→ **REQUIREMENT**: Review the listing and copy each line that holds the word "xlabel".

→ **DATA EXCERPTS**:
○ ○ ○ ○ ○ ○ ○

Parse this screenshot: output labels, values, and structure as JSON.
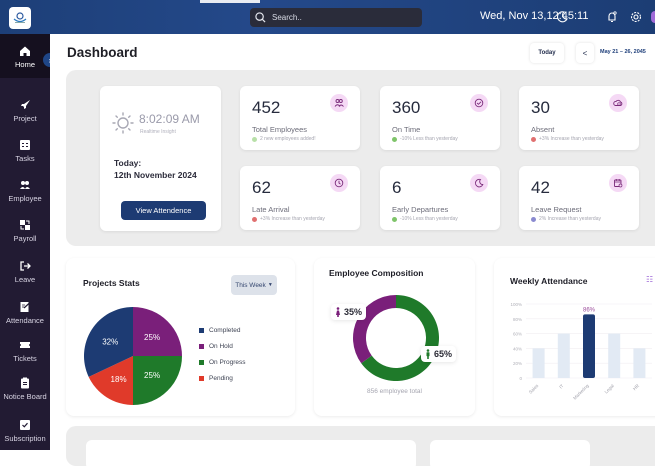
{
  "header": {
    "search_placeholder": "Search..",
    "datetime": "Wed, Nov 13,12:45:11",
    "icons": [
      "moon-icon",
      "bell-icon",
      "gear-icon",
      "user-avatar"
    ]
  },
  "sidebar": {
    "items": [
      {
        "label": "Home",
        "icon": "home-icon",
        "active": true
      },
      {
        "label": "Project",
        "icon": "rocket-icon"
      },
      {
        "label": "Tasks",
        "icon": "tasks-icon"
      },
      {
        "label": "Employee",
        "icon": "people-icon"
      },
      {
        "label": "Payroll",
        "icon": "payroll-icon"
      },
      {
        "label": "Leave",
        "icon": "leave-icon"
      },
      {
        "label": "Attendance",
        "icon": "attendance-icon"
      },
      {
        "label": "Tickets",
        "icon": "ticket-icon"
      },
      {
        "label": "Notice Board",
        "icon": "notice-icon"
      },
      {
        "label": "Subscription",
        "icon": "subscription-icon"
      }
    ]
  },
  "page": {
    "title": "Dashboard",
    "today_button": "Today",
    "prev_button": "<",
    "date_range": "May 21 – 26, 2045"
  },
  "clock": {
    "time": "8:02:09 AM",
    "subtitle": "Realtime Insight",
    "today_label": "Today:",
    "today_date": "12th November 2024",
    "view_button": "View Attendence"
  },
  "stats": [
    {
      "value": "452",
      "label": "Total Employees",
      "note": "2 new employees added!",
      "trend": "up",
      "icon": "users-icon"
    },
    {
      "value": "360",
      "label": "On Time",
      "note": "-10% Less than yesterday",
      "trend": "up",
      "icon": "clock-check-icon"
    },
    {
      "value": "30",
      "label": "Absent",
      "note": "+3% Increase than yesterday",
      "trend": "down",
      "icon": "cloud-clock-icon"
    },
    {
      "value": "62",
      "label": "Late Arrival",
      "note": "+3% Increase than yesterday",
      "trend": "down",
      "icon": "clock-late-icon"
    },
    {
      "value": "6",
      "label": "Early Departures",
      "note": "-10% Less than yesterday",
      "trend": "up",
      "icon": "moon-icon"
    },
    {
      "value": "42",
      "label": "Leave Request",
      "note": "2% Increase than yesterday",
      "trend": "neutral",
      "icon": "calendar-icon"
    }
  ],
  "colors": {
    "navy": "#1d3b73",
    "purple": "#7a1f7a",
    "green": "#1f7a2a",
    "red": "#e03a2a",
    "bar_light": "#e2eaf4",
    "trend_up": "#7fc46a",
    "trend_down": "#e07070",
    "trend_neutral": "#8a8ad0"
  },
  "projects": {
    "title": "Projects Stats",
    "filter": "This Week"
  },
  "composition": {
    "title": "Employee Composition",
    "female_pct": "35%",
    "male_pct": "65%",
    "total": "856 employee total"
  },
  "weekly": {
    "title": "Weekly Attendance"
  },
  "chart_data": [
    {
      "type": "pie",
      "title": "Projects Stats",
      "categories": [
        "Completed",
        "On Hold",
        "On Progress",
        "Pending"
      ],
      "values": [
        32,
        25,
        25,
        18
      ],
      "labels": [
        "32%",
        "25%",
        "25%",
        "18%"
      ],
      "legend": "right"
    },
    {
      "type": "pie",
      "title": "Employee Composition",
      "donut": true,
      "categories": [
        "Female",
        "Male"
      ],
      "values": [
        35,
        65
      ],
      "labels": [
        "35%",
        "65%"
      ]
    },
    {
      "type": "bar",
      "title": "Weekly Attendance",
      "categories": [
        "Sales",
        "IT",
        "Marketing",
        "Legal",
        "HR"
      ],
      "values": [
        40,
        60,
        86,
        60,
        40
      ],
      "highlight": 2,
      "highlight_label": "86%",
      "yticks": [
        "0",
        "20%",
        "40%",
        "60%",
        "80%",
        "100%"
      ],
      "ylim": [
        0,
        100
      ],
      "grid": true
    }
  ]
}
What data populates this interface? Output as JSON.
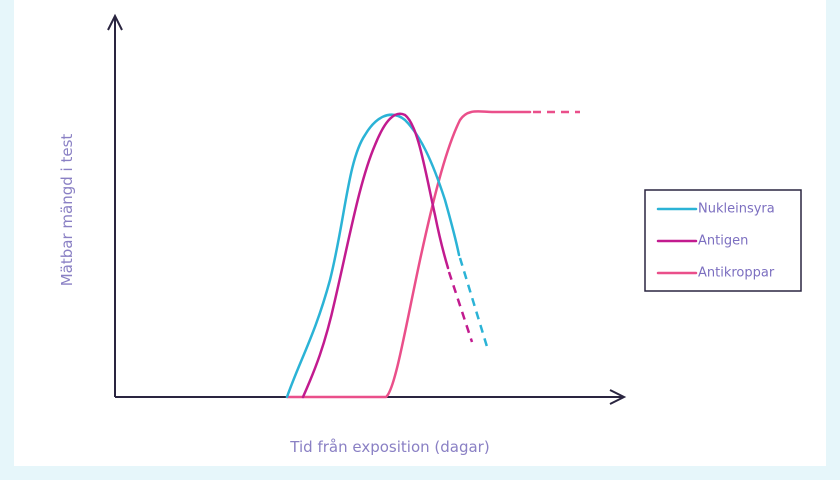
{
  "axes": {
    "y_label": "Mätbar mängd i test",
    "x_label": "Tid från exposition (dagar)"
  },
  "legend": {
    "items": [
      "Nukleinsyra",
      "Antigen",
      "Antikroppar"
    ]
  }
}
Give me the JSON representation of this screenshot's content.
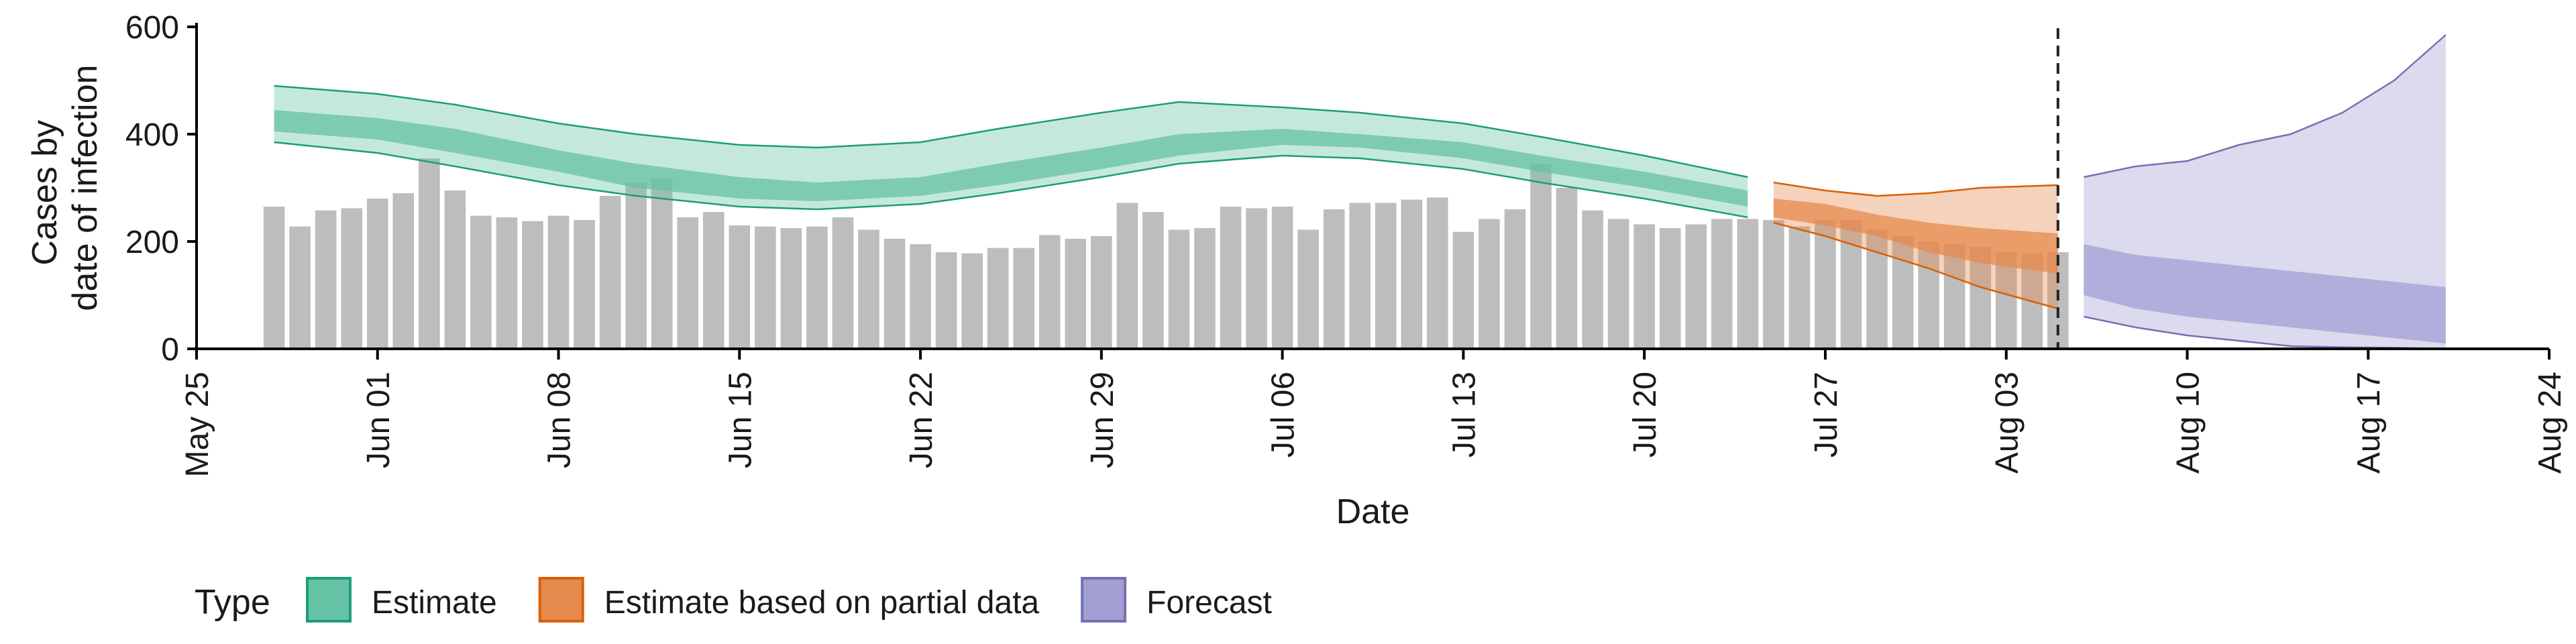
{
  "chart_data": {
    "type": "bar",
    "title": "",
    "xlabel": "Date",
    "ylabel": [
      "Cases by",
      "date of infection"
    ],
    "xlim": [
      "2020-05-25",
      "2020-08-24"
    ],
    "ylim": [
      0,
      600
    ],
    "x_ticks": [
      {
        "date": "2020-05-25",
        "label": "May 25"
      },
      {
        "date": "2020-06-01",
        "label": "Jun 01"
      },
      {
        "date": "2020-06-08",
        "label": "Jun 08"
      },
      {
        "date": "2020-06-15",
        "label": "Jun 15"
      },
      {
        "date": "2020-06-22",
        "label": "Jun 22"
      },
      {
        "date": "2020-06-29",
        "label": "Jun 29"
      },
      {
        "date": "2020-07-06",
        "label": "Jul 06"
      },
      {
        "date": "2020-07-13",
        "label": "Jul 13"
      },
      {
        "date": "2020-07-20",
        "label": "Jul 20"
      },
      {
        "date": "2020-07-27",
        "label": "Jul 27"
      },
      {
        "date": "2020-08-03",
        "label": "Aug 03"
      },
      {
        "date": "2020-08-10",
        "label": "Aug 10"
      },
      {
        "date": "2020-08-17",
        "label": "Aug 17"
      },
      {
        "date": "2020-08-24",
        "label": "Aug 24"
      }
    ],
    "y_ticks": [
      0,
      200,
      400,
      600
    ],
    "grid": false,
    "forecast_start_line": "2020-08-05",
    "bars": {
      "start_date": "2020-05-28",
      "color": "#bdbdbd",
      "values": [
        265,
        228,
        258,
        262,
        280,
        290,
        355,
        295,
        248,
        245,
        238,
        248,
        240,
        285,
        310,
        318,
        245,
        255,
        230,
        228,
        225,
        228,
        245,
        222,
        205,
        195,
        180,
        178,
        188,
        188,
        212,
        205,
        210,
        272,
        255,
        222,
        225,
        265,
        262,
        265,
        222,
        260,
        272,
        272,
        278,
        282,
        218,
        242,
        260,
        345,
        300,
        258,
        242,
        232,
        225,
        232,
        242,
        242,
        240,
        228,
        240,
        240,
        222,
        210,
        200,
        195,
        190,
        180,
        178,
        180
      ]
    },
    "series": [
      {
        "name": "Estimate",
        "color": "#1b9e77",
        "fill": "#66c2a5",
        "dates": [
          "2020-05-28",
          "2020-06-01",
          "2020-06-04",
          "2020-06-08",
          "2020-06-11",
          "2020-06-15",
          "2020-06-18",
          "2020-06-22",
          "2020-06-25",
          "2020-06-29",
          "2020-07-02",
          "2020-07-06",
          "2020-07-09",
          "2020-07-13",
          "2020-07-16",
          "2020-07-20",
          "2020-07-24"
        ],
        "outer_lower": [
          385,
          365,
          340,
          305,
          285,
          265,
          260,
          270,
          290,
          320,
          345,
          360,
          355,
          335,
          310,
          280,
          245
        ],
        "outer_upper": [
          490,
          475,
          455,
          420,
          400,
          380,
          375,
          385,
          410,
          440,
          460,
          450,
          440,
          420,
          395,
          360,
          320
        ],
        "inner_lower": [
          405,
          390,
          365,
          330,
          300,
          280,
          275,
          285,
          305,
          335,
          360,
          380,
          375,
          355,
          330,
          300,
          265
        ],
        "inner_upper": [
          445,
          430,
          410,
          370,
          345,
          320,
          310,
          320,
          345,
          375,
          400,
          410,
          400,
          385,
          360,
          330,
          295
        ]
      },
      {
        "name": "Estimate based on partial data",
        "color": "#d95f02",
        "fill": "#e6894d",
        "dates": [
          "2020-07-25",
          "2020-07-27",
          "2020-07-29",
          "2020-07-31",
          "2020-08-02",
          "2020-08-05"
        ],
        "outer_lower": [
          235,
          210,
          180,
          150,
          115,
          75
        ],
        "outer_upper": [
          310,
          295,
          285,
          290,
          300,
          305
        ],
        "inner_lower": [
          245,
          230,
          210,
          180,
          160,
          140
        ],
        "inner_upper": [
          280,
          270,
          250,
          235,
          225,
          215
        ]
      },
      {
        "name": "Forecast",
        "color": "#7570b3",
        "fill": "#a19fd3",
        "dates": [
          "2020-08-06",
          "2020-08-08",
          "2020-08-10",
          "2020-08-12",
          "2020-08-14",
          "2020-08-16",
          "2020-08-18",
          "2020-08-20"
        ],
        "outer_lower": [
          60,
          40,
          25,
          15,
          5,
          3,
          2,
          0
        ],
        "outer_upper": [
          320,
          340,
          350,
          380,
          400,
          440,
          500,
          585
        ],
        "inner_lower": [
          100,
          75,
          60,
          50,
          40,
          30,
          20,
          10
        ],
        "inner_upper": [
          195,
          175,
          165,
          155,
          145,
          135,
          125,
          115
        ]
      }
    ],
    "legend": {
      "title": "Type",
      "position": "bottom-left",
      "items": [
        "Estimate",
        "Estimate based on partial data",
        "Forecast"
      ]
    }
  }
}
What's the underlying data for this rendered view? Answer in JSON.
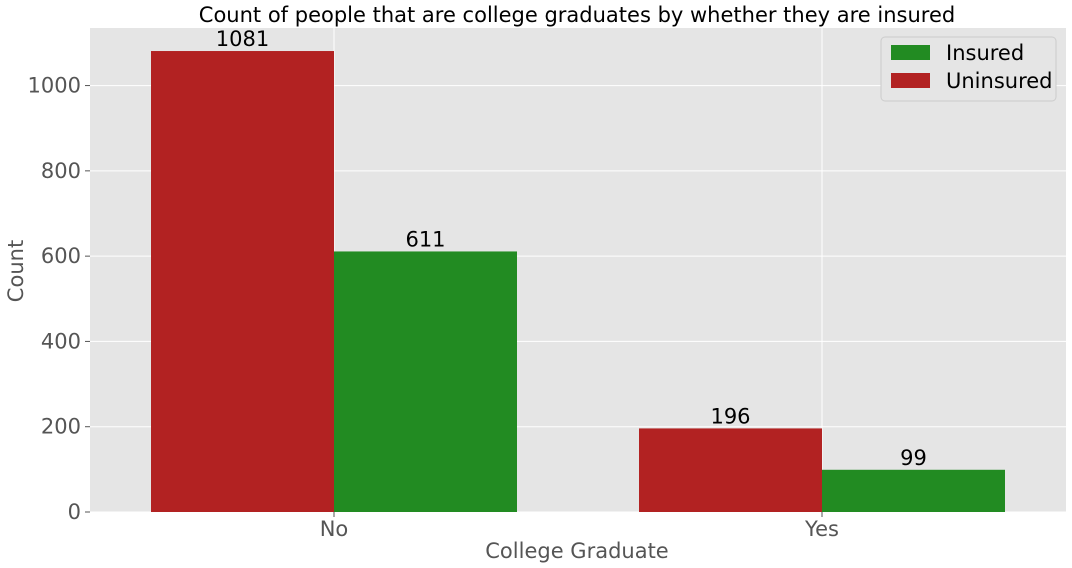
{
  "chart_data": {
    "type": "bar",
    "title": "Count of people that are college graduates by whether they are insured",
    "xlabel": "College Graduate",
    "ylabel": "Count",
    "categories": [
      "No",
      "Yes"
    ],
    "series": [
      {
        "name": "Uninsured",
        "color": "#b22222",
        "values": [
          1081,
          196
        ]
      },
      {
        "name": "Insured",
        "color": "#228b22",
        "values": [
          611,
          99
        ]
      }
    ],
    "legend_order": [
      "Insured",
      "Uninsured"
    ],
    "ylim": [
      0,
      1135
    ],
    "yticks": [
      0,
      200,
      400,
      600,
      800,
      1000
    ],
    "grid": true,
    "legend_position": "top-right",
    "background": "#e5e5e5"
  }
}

○ ○ ○ ○ ○ ○ ○

→ **COMPLETE ANSWER**:
    "xlabel": "Date",
    "xlabel": "College Graduate",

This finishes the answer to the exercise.